____ GIVEN DATA

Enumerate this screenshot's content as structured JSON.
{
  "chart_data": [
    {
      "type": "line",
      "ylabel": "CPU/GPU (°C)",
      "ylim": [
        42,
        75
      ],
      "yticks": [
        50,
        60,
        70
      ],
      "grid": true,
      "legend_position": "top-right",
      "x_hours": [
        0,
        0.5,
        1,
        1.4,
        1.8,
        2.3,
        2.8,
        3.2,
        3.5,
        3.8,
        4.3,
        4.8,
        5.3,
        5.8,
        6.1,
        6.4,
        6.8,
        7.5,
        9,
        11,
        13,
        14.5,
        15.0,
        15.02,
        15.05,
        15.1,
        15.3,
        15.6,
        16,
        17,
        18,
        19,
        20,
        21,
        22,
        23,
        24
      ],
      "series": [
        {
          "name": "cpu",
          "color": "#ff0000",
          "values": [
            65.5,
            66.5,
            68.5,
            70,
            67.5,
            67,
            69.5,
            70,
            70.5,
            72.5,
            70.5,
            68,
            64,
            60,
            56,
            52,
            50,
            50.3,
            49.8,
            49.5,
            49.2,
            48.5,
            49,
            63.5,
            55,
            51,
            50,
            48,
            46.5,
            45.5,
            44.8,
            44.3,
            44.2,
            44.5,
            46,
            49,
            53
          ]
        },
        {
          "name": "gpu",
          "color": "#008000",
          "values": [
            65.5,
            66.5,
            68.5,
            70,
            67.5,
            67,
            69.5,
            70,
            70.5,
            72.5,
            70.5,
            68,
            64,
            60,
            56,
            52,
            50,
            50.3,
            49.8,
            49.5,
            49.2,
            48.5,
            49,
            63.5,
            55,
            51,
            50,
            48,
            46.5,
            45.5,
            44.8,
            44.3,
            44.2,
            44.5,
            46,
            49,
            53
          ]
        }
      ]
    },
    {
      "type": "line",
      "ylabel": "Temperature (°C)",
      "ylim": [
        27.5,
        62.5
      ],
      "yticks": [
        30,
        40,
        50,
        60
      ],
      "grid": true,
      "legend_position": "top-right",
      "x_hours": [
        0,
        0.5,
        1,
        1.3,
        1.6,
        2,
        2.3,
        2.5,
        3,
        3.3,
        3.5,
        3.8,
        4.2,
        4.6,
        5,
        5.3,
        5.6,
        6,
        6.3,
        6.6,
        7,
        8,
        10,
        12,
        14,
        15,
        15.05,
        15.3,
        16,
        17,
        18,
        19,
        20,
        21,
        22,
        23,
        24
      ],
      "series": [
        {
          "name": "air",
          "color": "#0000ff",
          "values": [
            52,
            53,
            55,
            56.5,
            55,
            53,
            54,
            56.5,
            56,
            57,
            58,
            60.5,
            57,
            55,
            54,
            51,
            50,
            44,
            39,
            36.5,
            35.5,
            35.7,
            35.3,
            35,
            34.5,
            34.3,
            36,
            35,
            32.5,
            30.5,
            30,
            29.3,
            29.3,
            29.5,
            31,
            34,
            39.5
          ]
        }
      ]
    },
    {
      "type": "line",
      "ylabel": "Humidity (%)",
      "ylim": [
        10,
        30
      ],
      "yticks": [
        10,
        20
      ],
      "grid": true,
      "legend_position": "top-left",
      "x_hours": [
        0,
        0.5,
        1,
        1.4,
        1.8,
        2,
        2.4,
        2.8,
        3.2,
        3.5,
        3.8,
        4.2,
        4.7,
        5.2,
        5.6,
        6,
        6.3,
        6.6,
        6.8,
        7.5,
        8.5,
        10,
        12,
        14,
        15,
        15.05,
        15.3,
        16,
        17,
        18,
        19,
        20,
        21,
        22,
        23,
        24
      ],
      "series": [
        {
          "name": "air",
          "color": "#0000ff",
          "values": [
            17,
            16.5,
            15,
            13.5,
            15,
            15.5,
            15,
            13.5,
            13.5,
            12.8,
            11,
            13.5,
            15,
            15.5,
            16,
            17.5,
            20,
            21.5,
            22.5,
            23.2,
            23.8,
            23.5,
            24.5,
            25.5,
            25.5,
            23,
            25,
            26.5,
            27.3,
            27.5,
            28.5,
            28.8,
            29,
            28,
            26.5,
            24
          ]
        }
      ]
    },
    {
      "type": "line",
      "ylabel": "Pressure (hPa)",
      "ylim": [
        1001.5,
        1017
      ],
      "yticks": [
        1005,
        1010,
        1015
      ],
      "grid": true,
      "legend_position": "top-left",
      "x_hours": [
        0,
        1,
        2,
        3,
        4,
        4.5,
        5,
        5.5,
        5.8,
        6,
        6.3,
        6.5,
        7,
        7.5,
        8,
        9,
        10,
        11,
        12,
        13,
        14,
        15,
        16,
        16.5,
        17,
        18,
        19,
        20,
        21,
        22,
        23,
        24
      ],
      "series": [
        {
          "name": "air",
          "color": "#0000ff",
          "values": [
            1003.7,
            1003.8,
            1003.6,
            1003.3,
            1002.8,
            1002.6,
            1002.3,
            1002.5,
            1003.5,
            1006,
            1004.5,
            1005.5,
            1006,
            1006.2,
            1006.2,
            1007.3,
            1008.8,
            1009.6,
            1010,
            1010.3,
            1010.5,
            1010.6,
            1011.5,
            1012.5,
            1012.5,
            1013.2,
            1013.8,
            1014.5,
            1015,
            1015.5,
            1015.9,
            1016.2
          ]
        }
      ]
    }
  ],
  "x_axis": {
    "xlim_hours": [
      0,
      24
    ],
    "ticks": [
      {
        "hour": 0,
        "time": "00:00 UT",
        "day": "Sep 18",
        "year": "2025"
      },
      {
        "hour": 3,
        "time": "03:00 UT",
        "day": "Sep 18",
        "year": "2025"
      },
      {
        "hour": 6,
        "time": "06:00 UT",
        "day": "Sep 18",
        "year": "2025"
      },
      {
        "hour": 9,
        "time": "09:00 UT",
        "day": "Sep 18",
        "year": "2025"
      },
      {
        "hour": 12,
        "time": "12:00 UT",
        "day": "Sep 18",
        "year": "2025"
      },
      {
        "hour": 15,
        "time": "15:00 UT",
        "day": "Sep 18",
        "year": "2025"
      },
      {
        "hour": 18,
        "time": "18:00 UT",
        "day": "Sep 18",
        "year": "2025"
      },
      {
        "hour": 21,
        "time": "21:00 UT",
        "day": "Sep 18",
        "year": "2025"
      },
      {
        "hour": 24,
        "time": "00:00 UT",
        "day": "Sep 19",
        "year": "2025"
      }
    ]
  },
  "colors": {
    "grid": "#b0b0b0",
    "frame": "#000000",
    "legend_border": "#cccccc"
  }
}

________

AIM
Reproduce the entries above in full, verbatim.

THE REPLY
Enumerate this screenshot's content as structured JSON.
{
  "chart_data": [
    {
      "type": "line",
      "ylabel": "CPU/GPU (°C)",
      "ylim": [
        42,
        75
      ],
      "yticks": [
        50,
        60,
        70
      ],
      "grid": true,
      "legend_position": "top-right",
      "x_hours": [
        0,
        0.5,
        1,
        1.4,
        1.8,
        2.3,
        2.8,
        3.2,
        3.5,
        3.8,
        4.3,
        4.8,
        5.3,
        5.8,
        6.1,
        6.4,
        6.8,
        7.5,
        9,
        11,
        13,
        14.5,
        15.0,
        15.02,
        15.05,
        15.1,
        15.3,
        15.6,
        16,
        17,
        18,
        19,
        20,
        21,
        22,
        23,
        24
      ],
      "series": [
        {
          "name": "cpu",
          "color": "#ff0000",
          "values": [
            65.5,
            66.5,
            68.5,
            70,
            67.5,
            67,
            69.5,
            70,
            70.5,
            72.5,
            70.5,
            68,
            64,
            60,
            56,
            52,
            50,
            50.3,
            49.8,
            49.5,
            49.2,
            48.5,
            49,
            63.5,
            55,
            51,
            50,
            48,
            46.5,
            45.5,
            44.8,
            44.3,
            44.2,
            44.5,
            46,
            49,
            53
          ]
        },
        {
          "name": "gpu",
          "color": "#008000",
          "values": [
            65.5,
            66.5,
            68.5,
            70,
            67.5,
            67,
            69.5,
            70,
            70.5,
            72.5,
            70.5,
            68,
            64,
            60,
            56,
            52,
            50,
            50.3,
            49.8,
            49.5,
            49.2,
            48.5,
            49,
            63.5,
            55,
            51,
            50,
            48,
            46.5,
            45.5,
            44.8,
            44.3,
            44.2,
            44.5,
            46,
            49,
            53
          ]
        }
      ]
    },
    {
      "type": "line",
      "ylabel": "Temperature (°C)",
      "ylim": [
        27.5,
        62.5
      ],
      "yticks": [
        30,
        40,
        50,
        60
      ],
      "grid": true,
      "legend_position": "top-right",
      "x_hours": [
        0,
        0.5,
        1,
        1.3,
        1.6,
        2,
        2.3,
        2.5,
        3,
        3.3,
        3.5,
        3.8,
        4.2,
        4.6,
        5,
        5.3,
        5.6,
        6,
        6.3,
        6.6,
        7,
        8,
        10,
        12,
        14,
        15,
        15.05,
        15.3,
        16,
        17,
        18,
        19,
        20,
        21,
        22,
        23,
        24
      ],
      "series": [
        {
          "name": "air",
          "color": "#0000ff",
          "values": [
            52,
            53,
            55,
            56.5,
            55,
            53,
            54,
            56.5,
            56,
            57,
            58,
            60.5,
            57,
            55,
            54,
            51,
            50,
            44,
            39,
            36.5,
            35.5,
            35.7,
            35.3,
            35,
            34.5,
            34.3,
            36,
            35,
            32.5,
            30.5,
            30,
            29.3,
            29.3,
            29.5,
            31,
            34,
            39.5
          ]
        }
      ]
    },
    {
      "type": "line",
      "ylabel": "Humidity (%)",
      "ylim": [
        10,
        30
      ],
      "yticks": [
        10,
        20
      ],
      "grid": true,
      "legend_position": "top-left",
      "x_hours": [
        0,
        0.5,
        1,
        1.4,
        1.8,
        2,
        2.4,
        2.8,
        3.2,
        3.5,
        3.8,
        4.2,
        4.7,
        5.2,
        5.6,
        6,
        6.3,
        6.6,
        6.8,
        7.5,
        8.5,
        10,
        12,
        14,
        15,
        15.05,
        15.3,
        16,
        17,
        18,
        19,
        20,
        21,
        22,
        23,
        24
      ],
      "series": [
        {
          "name": "air",
          "color": "#0000ff",
          "values": [
            17,
            16.5,
            15,
            13.5,
            15,
            15.5,
            15,
            13.5,
            13.5,
            12.8,
            11,
            13.5,
            15,
            15.5,
            16,
            17.5,
            20,
            21.5,
            22.5,
            23.2,
            23.8,
            23.5,
            24.5,
            25.5,
            25.5,
            23,
            25,
            26.5,
            27.3,
            27.5,
            28.5,
            28.8,
            29,
            28,
            26.5,
            24
          ]
        }
      ]
    },
    {
      "type": "line",
      "ylabel": "Pressure (hPa)",
      "ylim": [
        1001.5,
        1017
      ],
      "yticks": [
        1005,
        1010,
        1015
      ],
      "grid": true,
      "legend_position": "top-left",
      "x_hours": [
        0,
        1,
        2,
        3,
        4,
        4.5,
        5,
        5.5,
        5.8,
        6,
        6.3,
        6.5,
        7,
        7.5,
        8,
        9,
        10,
        11,
        12,
        13,
        14,
        15,
        16,
        16.5,
        17,
        18,
        19,
        20,
        21,
        22,
        23,
        24
      ],
      "series": [
        {
          "name": "air",
          "color": "#0000ff",
          "values": [
            1003.7,
            1003.8,
            1003.6,
            1003.3,
            1002.8,
            1002.6,
            1002.3,
            1002.5,
            1003.5,
            1006,
            1004.5,
            1005.5,
            1006,
            1006.2,
            1006.2,
            1007.3,
            1008.8,
            1009.6,
            1010,
            1010.3,
            1010.5,
            1010.6,
            1011.5,
            1012.5,
            1012.5,
            1013.2,
            1013.8,
            1014.5,
            1015,
            1015.5,
            1015.9,
            1016.2
          ]
        }
      ]
    }
  ],
  "x_axis": {
    "xlim_hours": [
      0,
      24
    ],
    "ticks": [
      {
        "hour": 0,
        "time": "00:00 UT",
        "day": "Sep 18",
        "year": "2025"
      },
      {
        "hour": 3,
        "time": "03:00 UT",
        "day": "Sep 18",
        "year": "2025"
      },
      {
        "hour": 6,
        "time": "06:00 UT",
        "day": "Sep 18",
        "year": "2025"
      },
      {
        "hour": 9,
        "time": "09:00 UT",
        "day": "Sep 18",
        "year": "2025"
      },
      {
        "hour": 12,
        "time": "12:00 UT",
        "day": "Sep 18",
        "year": "2025"
      },
      {
        "hour": 15,
        "time": "15:00 UT",
        "day": "Sep 18",
        "year": "2025"
      },
      {
        "hour": 18,
        "time": "18:00 UT",
        "day": "Sep 18",
        "year": "2025"
      },
      {
        "hour": 21,
        "time": "21:00 UT",
        "day": "Sep 18",
        "year": "2025"
      },
      {
        "hour": 24,
        "time": "00:00 UT",
        "day": "Sep 19",
        "year": "2025"
      }
    ]
  },
  "colors": {
    "grid": "#b0b0b0",
    "frame": "#000000",
    "legend_border": "#cccccc"
  }
}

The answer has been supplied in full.